(Short task): Every line holding the word "scheduling" counts once. Give the total, nothing more.

(Data entries)
___
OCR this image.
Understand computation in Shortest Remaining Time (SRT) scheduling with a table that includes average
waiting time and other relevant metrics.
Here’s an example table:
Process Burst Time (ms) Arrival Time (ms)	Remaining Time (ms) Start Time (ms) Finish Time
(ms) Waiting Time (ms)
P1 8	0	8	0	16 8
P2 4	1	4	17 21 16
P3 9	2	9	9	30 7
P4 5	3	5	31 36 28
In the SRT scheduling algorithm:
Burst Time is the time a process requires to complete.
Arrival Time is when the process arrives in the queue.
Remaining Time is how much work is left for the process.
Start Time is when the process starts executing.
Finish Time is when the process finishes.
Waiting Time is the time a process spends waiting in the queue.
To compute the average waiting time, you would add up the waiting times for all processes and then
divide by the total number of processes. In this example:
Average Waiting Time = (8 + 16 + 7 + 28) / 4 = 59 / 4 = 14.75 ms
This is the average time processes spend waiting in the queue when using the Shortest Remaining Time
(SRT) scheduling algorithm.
___
(Correct result): 3